Task statement
Please print every line from the one containing "List all visible" through the last line of the records below, exactly as written and nothing more.

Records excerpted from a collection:
------------------------------------------------------------

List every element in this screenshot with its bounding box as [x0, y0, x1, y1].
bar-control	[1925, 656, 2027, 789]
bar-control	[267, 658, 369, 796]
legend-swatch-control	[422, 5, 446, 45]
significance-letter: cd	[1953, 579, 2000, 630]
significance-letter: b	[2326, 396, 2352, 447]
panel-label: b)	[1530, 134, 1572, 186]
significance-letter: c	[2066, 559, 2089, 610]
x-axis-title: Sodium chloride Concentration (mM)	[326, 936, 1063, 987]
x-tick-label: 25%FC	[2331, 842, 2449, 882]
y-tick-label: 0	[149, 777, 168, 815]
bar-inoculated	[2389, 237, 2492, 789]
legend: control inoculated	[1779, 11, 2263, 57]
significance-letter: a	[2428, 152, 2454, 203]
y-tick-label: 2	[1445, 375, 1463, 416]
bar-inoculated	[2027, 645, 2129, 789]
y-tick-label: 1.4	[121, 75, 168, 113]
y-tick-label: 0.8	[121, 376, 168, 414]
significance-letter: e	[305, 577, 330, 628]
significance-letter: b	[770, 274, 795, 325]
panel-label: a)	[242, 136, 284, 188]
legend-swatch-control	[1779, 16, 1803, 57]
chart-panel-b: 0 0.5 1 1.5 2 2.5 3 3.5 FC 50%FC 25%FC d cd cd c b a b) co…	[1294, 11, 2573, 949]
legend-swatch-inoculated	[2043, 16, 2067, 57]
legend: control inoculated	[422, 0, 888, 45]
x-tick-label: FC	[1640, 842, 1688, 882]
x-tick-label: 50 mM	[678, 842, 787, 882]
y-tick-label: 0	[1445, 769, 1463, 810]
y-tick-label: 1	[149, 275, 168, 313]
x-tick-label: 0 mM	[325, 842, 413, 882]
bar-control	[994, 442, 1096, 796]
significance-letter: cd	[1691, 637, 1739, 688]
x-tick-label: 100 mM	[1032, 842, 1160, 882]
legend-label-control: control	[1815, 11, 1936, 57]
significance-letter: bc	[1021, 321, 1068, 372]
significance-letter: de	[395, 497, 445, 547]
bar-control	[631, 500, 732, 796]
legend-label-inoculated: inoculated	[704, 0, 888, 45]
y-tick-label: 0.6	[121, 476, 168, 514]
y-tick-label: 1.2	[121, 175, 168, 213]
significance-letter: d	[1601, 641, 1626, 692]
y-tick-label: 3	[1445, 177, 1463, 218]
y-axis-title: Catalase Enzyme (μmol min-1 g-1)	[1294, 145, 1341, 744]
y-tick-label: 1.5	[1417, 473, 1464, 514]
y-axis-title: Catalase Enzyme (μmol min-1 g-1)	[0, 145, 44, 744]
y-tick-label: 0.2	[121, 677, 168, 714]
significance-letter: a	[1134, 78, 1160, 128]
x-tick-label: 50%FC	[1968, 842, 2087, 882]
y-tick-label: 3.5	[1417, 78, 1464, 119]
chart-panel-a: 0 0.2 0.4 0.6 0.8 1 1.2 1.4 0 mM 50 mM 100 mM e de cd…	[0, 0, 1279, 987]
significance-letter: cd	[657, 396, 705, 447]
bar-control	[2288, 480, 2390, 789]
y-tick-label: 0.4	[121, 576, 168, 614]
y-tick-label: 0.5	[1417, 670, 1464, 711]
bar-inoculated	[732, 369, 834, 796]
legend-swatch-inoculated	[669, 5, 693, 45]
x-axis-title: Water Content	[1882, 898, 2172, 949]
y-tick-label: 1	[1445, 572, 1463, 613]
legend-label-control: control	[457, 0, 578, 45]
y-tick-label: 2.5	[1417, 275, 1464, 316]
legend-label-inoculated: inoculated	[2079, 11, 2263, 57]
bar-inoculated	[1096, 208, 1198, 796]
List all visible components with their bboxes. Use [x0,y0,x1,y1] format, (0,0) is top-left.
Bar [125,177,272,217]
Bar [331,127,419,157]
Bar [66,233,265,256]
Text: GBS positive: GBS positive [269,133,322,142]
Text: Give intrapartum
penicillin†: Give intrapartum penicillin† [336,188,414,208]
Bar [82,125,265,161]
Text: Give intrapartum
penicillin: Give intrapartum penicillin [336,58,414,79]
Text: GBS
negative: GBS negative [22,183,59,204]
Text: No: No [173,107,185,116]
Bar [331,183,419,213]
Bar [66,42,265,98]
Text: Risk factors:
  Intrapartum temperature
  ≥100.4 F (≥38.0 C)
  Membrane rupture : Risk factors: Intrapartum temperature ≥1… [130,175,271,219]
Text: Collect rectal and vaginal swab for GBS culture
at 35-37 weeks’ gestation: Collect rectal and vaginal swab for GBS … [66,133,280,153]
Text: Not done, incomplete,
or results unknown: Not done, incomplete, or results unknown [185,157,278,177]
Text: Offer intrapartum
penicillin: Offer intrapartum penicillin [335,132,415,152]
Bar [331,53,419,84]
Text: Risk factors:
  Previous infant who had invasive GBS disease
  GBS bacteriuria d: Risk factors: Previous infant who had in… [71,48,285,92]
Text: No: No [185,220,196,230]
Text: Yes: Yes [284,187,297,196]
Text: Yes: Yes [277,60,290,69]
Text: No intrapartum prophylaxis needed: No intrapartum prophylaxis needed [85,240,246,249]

------------------------------------------------------------

Task result
List all visible components with their bboxes. Use [x0,y0,x1,y1] format, (0,0) is top-left.
Bar [125,177,272,217]
Bar [331,127,419,157]
Bar [66,233,265,256]
Text: GBS positive: GBS positive [269,133,322,142]
Text: Give intrapartum
penicillin†: Give intrapartum penicillin† [336,188,414,208]
Bar [82,125,265,161]
Text: Give intrapartum
penicillin: Give intrapartum penicillin [336,58,414,79]
Text: GBS
negative: GBS negative [22,183,59,204]
Text: No: No [173,107,185,116]
Bar [331,183,419,213]
Bar [66,42,265,98]
Text: Risk factors:
  Intrapartum temperature
  ≥100.4 F (≥38.0 C)
  Membrane rupture : Risk factors: Intrapartum temperature ≥1… [130,175,271,219]
Text: Collect rectal and vaginal swab for GBS culture
at 35-37 weeks’ gestation: Collect rectal and vaginal swab for GBS … [66,133,280,153]
Text: Not done, incomplete,
or results unknown: Not done, incomplete, or results unknown [185,157,278,177]
Text: Offer intrapartum
penicillin: Offer intrapartum penicillin [335,132,415,152]
Bar [331,53,419,84]
Text: Risk factors:
  Previous infant who had invasive GBS disease
  GBS bacteriuria d: Risk factors: Previous infant who had in… [71,48,285,92]
Text: No: No [185,220,196,230]
Text: Yes: Yes [284,187,297,196]
Text: Yes: Yes [277,60,290,69]
Text: No intrapartum prophylaxis needed: No intrapartum prophylaxis needed [85,240,246,249]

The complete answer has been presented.